Pictures in the records should not be copied, but every other part must be repeated exactly.

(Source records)
----
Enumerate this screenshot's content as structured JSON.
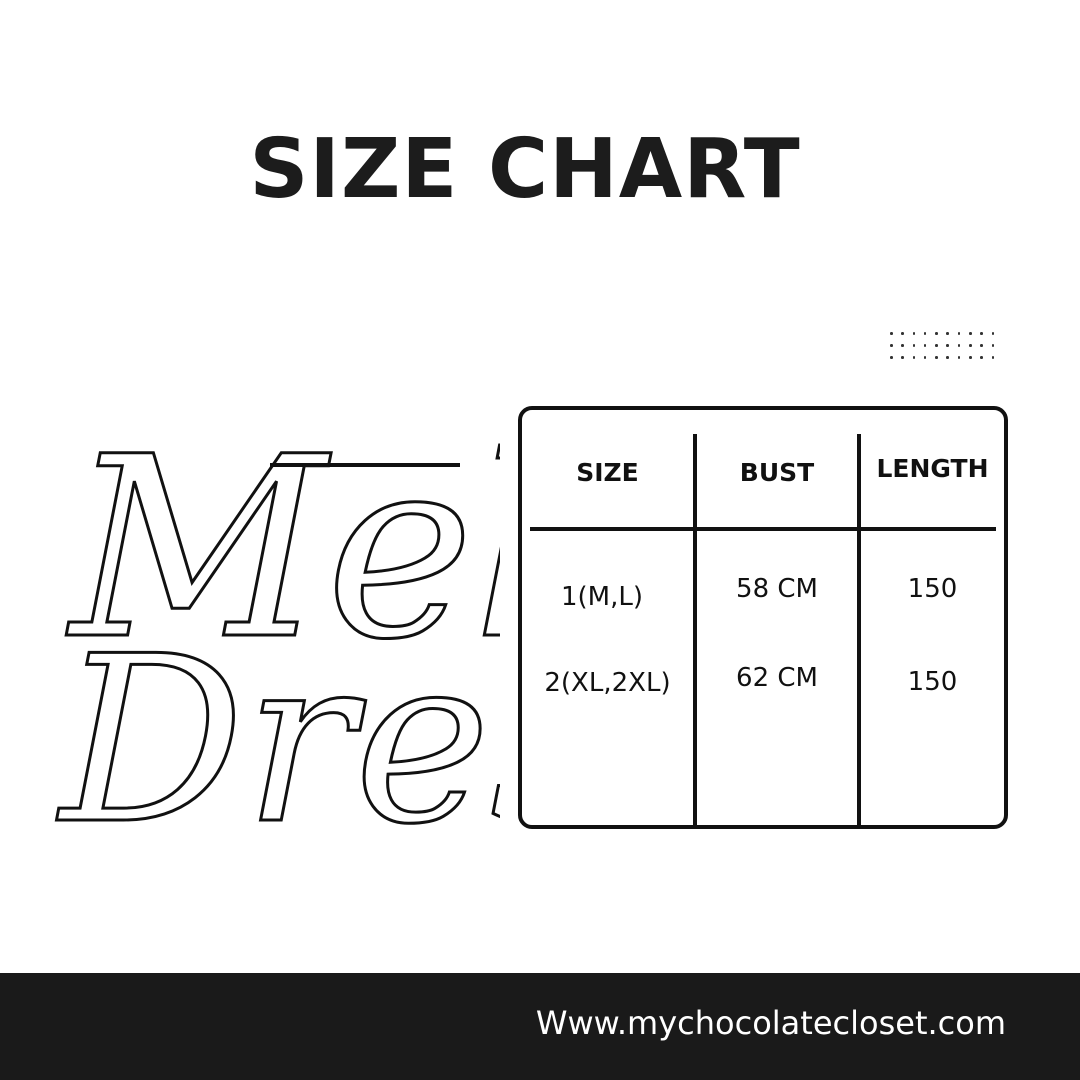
{
  "title": "SIZE CHART",
  "script_title": {
    "line1": "Melt",
    "line2": "Dress"
  },
  "table": {
    "headers": [
      "SIZE",
      "BUST",
      "LENGTH"
    ],
    "rows": [
      [
        "1(M,L)",
        "58 CM",
        "150"
      ],
      [
        "2(XL,2XL)",
        "62 CM",
        "150"
      ]
    ]
  },
  "footer": {
    "url": "Www.mychocolatecloset.com",
    "background": "#1a1a1a"
  }
}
----
▸ **THE ANSWER**:
Enumerate this screenshot's content as structured JSON.
{
  "title": "SIZE CHART",
  "script_title": {
    "line1": "Melt",
    "line2": "Dress"
  },
  "table": {
    "headers": [
      "SIZE",
      "BUST",
      "LENGTH"
    ],
    "rows": [
      [
        "1(M,L)",
        "58 CM",
        "150"
      ],
      [
        "2(XL,2XL)",
        "62 CM",
        "150"
      ]
    ]
  },
  "footer": {
    "url": "Www.mychocolatecloset.com",
    "background": "#1a1a1a"
  }
}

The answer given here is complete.